→ TASK OBJECTIVE
Scan the following material for the string "Target" and copy each line in which it appears.

→ SUPPLIED DATA
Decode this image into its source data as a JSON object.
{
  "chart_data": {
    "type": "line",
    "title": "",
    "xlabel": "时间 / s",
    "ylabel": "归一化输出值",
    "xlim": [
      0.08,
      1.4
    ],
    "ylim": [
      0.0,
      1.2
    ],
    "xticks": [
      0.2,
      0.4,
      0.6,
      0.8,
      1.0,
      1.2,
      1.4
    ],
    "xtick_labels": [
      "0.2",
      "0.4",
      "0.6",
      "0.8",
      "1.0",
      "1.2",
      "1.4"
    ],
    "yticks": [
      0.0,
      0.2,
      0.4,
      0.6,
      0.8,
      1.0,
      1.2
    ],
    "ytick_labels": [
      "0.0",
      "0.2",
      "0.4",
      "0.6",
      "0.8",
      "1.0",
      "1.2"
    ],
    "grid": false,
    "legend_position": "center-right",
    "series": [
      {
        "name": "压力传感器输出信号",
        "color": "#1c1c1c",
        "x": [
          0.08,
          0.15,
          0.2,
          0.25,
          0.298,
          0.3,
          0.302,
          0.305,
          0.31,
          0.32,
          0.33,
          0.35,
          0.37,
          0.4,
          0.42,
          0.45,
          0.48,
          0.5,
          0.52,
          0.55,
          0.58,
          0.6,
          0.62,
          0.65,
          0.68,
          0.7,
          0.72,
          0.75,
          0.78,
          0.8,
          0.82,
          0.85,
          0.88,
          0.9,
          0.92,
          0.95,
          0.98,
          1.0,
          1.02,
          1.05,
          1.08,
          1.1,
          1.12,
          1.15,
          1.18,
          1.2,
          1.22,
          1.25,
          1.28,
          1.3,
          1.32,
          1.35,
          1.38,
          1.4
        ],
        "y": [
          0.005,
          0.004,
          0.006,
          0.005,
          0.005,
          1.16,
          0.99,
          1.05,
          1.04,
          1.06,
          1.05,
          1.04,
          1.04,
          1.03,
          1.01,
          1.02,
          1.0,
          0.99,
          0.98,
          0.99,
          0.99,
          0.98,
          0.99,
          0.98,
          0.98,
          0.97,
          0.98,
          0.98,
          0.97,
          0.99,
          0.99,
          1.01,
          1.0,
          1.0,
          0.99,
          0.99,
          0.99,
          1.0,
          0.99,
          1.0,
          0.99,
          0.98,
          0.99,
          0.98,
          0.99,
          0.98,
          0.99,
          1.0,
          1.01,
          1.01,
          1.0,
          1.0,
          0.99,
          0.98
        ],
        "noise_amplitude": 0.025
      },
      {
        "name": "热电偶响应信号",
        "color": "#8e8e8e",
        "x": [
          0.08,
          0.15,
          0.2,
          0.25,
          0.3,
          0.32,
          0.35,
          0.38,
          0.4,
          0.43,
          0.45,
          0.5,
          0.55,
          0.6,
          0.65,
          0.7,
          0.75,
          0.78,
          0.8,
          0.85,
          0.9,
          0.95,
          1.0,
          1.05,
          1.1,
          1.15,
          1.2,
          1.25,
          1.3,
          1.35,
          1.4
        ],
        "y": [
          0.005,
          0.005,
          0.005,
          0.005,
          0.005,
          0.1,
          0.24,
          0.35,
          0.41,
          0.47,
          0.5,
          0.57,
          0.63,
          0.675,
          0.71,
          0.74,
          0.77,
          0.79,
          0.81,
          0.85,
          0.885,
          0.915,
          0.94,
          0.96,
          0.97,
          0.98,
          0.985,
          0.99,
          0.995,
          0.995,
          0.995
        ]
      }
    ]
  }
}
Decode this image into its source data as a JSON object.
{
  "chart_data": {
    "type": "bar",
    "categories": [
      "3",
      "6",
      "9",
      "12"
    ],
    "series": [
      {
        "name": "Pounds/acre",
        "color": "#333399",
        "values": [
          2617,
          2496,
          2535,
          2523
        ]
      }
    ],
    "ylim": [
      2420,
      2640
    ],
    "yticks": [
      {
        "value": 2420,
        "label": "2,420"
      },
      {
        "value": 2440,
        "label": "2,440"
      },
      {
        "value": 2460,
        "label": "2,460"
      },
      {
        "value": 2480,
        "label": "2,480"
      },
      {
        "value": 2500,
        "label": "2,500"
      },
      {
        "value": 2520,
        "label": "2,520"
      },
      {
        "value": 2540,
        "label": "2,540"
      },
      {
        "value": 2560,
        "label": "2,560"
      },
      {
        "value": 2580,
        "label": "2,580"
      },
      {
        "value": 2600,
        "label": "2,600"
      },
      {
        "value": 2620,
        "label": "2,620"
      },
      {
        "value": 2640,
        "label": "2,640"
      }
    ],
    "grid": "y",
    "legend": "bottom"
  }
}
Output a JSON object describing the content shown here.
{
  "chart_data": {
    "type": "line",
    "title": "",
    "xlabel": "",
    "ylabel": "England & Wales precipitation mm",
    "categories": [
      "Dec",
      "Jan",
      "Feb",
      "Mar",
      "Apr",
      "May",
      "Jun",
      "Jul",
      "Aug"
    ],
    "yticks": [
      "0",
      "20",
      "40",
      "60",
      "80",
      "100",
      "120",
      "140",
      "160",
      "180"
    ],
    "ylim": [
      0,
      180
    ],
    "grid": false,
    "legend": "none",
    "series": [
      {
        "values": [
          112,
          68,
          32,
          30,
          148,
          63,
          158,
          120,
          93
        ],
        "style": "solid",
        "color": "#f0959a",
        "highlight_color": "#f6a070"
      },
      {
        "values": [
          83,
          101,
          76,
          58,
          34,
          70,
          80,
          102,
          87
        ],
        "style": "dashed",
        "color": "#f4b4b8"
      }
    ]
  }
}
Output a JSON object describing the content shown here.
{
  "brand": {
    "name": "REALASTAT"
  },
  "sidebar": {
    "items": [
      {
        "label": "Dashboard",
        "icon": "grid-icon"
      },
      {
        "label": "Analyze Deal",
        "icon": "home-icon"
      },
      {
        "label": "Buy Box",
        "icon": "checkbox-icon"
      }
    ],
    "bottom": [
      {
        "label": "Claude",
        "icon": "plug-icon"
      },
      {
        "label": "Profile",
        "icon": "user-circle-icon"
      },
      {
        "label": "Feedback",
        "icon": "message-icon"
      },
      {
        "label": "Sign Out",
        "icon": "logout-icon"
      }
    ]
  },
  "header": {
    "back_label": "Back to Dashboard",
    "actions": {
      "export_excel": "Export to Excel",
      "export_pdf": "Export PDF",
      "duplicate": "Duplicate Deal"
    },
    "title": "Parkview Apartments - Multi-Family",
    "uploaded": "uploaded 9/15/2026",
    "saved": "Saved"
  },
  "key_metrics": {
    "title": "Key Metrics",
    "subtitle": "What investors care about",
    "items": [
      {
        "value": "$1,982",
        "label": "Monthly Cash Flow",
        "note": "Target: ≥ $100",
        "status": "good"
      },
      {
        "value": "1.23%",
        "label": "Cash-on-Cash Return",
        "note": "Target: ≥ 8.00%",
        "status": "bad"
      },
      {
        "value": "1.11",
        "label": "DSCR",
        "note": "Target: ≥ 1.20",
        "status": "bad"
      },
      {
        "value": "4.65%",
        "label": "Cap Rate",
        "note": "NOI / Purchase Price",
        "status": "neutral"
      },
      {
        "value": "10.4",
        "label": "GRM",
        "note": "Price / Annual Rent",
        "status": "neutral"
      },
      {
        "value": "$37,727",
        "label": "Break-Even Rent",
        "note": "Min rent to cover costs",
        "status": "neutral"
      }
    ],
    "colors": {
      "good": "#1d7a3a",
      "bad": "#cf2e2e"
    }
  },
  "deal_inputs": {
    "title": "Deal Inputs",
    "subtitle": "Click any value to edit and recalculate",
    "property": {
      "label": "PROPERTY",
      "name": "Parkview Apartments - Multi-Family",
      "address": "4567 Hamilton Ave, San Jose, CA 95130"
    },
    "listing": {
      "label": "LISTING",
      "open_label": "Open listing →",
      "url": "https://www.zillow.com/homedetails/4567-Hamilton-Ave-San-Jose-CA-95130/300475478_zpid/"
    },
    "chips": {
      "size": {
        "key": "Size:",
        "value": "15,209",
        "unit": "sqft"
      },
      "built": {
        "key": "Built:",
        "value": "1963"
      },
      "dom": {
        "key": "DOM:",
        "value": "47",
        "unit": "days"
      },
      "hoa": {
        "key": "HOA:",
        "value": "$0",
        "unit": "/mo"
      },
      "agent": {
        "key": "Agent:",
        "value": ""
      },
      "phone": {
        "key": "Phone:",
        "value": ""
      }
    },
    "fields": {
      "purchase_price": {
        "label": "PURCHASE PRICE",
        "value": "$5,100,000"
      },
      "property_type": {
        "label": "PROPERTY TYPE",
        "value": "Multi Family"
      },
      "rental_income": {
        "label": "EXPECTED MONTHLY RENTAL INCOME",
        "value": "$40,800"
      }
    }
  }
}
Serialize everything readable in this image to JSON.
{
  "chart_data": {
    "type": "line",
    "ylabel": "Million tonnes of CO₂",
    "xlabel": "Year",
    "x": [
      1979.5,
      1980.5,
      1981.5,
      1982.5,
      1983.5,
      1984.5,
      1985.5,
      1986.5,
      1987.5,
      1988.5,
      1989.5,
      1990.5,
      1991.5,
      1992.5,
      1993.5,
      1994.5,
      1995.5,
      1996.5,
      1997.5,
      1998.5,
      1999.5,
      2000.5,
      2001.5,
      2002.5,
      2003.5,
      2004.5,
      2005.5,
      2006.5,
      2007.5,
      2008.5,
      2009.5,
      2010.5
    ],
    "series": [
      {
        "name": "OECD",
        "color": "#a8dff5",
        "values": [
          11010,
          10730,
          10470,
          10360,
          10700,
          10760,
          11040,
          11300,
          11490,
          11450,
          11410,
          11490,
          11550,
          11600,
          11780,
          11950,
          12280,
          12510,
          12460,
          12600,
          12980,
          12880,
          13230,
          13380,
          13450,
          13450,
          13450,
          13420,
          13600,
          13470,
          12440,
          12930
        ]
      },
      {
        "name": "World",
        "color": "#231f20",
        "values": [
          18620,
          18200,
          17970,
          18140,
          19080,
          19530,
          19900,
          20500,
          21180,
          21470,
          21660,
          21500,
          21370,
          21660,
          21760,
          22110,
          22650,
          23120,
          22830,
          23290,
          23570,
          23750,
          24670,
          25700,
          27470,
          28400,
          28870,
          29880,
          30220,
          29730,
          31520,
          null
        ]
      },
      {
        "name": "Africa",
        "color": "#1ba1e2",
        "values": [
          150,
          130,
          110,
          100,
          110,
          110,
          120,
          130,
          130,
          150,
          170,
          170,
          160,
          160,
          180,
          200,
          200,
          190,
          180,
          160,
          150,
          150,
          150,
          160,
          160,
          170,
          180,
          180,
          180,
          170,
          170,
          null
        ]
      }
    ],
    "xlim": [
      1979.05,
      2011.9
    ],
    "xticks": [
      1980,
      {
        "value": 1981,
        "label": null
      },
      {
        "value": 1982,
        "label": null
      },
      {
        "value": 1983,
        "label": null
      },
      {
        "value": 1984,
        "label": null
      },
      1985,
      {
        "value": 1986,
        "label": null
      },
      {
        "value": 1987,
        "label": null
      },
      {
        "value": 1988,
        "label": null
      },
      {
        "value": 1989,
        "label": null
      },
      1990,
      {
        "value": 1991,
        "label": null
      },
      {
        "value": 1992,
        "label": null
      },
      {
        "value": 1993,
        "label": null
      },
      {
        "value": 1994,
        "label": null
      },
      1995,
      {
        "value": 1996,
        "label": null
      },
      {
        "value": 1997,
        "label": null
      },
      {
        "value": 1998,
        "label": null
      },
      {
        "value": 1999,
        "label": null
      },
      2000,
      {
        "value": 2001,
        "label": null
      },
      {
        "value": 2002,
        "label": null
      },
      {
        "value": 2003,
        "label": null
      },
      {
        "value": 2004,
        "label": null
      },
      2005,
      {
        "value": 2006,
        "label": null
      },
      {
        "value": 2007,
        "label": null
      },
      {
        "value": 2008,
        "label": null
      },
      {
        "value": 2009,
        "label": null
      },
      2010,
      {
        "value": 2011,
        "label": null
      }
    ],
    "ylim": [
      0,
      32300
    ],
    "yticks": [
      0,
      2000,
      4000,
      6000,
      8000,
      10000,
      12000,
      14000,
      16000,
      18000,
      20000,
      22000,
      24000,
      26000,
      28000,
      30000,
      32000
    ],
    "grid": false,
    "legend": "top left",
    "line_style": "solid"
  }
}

→ SOLUTION BELOW
        "note": "Target: ≥ $100",
        "note": "Target: ≥ 8.00%",
        "note": "Target: ≥ 1.20",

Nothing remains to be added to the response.